Goal — Transcribe the listing verbatim. Do not carry over any pictures.

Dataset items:
********
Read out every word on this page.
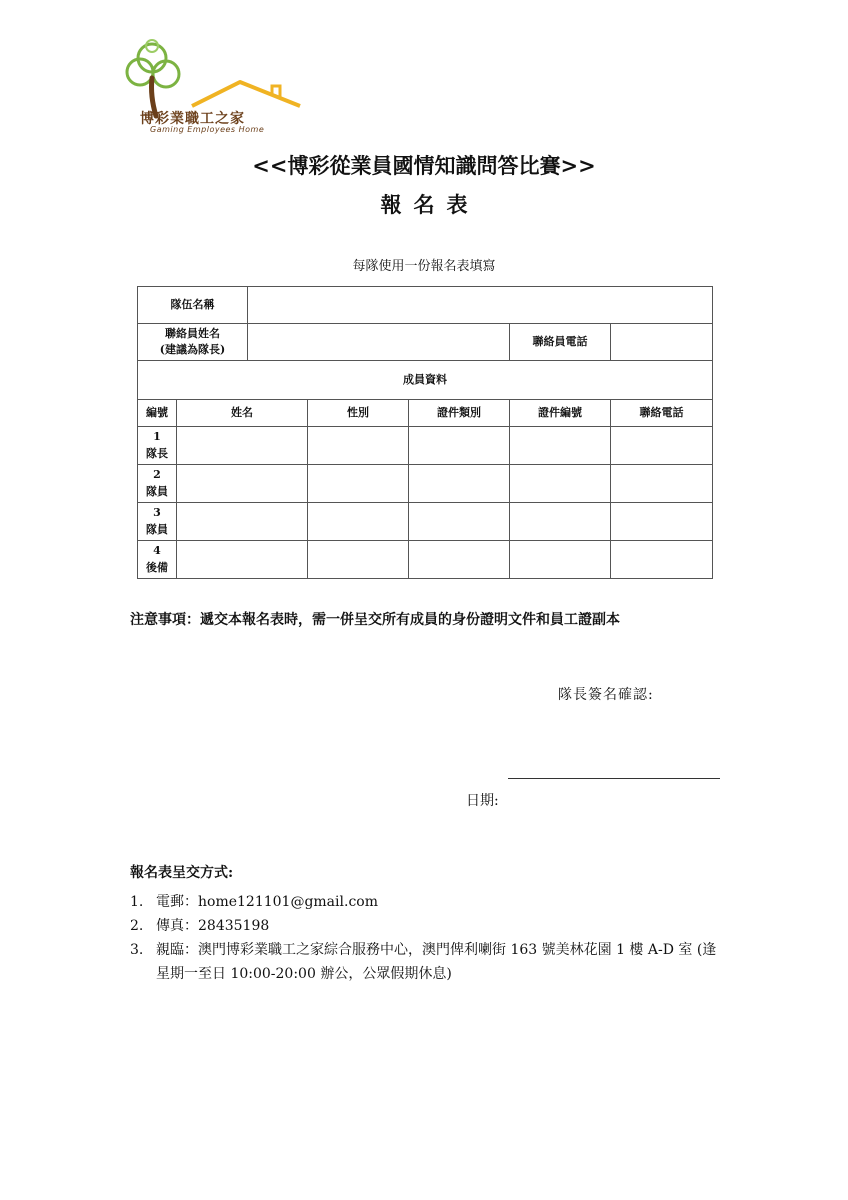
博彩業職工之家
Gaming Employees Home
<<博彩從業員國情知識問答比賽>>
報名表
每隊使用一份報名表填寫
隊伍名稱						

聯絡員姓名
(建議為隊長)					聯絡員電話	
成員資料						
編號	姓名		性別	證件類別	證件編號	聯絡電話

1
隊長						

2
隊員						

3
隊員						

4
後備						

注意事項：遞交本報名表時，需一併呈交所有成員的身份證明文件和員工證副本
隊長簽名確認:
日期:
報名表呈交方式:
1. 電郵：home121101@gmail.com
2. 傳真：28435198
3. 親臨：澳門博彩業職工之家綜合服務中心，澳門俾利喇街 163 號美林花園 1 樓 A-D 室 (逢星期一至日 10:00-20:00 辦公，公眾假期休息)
********
Worked answer —
Read out every word on this page.
博彩業職工之家
Gaming Employees Home
<<博彩從業員國情知識問答比賽>>
報名表
每隊使用一份報名表填寫
隊伍名稱						

聯絡員姓名
(建議為隊長)					聯絡員電話	
成員資料						
編號	姓名		性別	證件類別	證件編號	聯絡電話

1
隊長						

2
隊員						

3
隊員						

4
後備						

注意事項：遞交本報名表時，需一併呈交所有成員的身份證明文件和員工證副本
隊長簽名確認:
日期:
報名表呈交方式:
1. 電郵：home121101@gmail.com
2. 傳真：28435198
3. 親臨：澳門博彩業職工之家綜合服務中心，澳門俾利喇街 163 號美林花園 1 樓 A-D 室 (逢星期一至日 10:00-20:00 辦公，公眾假期休息)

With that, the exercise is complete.